Exercise goal —
Every line that contains the word "контроля" should be copied.

[BEGIN]

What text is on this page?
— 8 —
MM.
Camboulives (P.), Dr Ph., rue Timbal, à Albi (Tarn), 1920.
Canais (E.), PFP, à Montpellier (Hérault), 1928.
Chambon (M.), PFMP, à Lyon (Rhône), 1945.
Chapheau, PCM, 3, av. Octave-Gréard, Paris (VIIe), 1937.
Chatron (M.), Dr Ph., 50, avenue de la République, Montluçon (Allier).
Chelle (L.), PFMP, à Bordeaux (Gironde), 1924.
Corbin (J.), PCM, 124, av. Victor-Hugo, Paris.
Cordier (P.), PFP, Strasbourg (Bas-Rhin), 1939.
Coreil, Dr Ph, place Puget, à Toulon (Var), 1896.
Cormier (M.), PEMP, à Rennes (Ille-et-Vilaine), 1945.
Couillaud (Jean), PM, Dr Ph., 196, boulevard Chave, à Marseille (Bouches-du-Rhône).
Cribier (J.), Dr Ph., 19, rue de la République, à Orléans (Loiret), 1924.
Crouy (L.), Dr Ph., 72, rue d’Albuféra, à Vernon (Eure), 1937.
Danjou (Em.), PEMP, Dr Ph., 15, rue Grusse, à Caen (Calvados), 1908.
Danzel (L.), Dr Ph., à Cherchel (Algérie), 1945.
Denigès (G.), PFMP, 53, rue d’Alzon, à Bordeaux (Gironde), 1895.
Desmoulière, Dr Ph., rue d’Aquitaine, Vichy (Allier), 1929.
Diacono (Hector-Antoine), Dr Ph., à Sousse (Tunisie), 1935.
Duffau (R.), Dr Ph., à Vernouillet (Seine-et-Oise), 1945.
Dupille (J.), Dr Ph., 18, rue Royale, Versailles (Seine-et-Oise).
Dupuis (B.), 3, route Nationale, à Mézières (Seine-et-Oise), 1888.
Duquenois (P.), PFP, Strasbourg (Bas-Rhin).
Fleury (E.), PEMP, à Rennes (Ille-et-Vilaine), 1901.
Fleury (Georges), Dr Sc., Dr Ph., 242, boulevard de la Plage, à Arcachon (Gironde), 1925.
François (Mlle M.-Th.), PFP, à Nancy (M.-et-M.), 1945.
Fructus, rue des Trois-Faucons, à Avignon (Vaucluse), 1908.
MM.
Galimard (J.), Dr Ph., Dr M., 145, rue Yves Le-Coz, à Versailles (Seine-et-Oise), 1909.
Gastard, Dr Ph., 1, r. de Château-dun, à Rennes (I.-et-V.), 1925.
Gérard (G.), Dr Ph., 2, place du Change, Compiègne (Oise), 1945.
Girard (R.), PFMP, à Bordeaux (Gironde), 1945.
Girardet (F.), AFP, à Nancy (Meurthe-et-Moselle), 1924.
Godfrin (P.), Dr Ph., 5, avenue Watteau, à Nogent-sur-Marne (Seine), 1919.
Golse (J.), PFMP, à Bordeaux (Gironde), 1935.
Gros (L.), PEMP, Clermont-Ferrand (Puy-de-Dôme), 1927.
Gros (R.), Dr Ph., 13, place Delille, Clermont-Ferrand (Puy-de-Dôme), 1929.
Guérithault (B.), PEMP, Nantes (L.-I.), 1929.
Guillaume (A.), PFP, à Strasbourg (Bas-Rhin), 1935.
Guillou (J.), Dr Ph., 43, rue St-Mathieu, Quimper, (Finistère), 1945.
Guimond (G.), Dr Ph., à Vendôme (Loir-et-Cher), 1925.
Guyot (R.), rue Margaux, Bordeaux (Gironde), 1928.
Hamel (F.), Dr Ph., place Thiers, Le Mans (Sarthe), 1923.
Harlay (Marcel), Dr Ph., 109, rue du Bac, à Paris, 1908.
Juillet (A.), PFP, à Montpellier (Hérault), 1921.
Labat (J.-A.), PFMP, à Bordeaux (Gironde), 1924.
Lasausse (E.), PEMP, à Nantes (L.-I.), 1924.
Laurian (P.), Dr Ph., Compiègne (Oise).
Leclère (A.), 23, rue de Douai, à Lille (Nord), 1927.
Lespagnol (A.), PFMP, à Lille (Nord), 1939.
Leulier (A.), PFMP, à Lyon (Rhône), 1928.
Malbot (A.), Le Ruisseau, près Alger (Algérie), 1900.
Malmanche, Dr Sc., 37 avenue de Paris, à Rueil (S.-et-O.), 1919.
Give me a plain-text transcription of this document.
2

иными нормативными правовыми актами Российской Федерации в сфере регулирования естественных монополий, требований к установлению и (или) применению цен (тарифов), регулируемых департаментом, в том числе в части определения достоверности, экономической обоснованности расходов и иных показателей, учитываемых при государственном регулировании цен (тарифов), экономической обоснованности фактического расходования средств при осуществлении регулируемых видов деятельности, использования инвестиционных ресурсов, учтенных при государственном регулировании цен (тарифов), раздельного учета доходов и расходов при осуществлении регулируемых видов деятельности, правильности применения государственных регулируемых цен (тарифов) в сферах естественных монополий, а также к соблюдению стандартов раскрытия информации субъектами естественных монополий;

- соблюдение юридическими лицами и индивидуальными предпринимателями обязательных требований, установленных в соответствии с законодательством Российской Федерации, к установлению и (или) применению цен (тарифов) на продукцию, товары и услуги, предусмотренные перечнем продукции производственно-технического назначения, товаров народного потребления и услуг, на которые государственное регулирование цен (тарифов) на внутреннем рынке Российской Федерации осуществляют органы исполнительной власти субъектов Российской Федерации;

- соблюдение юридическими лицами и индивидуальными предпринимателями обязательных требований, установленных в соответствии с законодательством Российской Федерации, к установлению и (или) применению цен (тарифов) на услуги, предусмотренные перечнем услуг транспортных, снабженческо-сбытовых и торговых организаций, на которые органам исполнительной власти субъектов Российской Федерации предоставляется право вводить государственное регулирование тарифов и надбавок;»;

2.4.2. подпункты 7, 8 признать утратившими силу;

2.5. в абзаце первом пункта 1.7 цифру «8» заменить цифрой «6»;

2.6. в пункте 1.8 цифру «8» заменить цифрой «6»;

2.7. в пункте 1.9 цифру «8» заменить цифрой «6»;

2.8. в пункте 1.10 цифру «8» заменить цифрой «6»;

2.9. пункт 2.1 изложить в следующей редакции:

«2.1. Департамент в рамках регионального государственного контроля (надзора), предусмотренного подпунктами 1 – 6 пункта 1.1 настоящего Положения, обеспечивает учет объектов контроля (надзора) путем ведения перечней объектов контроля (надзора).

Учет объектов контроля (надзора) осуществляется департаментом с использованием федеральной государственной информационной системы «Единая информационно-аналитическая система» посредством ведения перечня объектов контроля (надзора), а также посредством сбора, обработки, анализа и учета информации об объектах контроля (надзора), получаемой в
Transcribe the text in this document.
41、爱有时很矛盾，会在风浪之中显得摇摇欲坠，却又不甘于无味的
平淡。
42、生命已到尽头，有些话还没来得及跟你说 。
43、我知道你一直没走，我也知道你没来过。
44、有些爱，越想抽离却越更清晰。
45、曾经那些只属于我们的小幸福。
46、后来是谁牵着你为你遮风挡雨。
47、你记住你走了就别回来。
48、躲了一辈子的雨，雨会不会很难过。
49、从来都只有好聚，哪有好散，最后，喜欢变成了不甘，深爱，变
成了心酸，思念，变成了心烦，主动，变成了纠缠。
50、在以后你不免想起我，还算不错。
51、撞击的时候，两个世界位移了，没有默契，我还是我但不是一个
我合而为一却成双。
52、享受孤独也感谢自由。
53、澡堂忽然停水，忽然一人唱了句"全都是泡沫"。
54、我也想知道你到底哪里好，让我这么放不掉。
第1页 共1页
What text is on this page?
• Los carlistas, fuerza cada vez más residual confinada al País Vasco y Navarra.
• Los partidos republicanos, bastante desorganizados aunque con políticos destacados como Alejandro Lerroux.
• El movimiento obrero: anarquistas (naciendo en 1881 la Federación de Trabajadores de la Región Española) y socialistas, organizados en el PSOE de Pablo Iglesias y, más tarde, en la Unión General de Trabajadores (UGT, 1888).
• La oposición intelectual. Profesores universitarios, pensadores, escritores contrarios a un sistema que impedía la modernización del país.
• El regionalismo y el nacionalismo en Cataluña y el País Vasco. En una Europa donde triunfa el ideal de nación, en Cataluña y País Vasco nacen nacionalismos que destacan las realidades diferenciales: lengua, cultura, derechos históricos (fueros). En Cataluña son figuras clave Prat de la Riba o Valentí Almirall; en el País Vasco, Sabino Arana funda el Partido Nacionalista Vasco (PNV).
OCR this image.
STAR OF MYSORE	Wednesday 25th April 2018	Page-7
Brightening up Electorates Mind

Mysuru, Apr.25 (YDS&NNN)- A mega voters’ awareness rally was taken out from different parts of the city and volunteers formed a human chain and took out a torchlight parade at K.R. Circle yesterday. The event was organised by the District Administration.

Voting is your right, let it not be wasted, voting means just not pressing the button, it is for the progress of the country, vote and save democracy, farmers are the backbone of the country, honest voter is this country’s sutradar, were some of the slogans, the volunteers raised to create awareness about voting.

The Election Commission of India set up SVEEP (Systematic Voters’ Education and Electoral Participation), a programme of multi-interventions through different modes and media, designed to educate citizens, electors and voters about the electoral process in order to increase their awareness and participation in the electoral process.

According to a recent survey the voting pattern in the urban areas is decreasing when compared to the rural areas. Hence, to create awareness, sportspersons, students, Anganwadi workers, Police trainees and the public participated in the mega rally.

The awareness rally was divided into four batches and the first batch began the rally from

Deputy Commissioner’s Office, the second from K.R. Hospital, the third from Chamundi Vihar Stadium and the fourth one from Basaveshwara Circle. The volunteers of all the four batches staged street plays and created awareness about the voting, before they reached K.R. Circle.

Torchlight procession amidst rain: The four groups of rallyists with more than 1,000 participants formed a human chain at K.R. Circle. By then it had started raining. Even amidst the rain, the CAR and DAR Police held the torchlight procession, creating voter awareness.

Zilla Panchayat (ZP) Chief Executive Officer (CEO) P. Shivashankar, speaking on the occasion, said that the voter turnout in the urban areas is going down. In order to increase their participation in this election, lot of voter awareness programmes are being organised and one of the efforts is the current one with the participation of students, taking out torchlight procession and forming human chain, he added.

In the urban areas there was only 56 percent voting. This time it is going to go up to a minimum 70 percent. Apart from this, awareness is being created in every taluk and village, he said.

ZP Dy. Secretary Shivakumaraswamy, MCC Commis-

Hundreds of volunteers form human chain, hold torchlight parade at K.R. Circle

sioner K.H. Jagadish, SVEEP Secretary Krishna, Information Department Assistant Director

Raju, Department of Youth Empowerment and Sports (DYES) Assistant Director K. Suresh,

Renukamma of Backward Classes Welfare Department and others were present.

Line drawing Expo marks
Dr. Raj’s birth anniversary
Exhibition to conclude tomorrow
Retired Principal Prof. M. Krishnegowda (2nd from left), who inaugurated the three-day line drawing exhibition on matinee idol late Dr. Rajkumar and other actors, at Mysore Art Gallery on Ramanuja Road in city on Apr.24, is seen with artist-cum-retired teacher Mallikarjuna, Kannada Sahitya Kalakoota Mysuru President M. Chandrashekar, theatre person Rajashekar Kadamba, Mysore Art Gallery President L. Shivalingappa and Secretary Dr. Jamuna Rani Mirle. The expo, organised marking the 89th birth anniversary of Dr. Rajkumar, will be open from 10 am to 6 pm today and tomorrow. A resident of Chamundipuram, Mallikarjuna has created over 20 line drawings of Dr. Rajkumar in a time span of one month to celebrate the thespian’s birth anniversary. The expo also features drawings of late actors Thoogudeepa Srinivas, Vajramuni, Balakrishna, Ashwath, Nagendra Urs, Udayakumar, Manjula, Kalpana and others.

[END]

Full output —
«2.1. Департамент в рамках регионального государственного контроля (надзора), предусмотренного подпунктами 1 – 6 пункта 1.1 настоящего Положения, обеспечивает учет объектов контроля (надзора) путем ведения перечней объектов контроля (надзора).
Учет объектов контроля (надзора) осуществляется департаментом с использованием федеральной государственной информационной системы «Единая информационно-аналитическая система» посредством ведения перечня объектов контроля (надзора), а также посредством сбора, обработки, анализа и учета информации об объектах контроля (надзора), получаемой в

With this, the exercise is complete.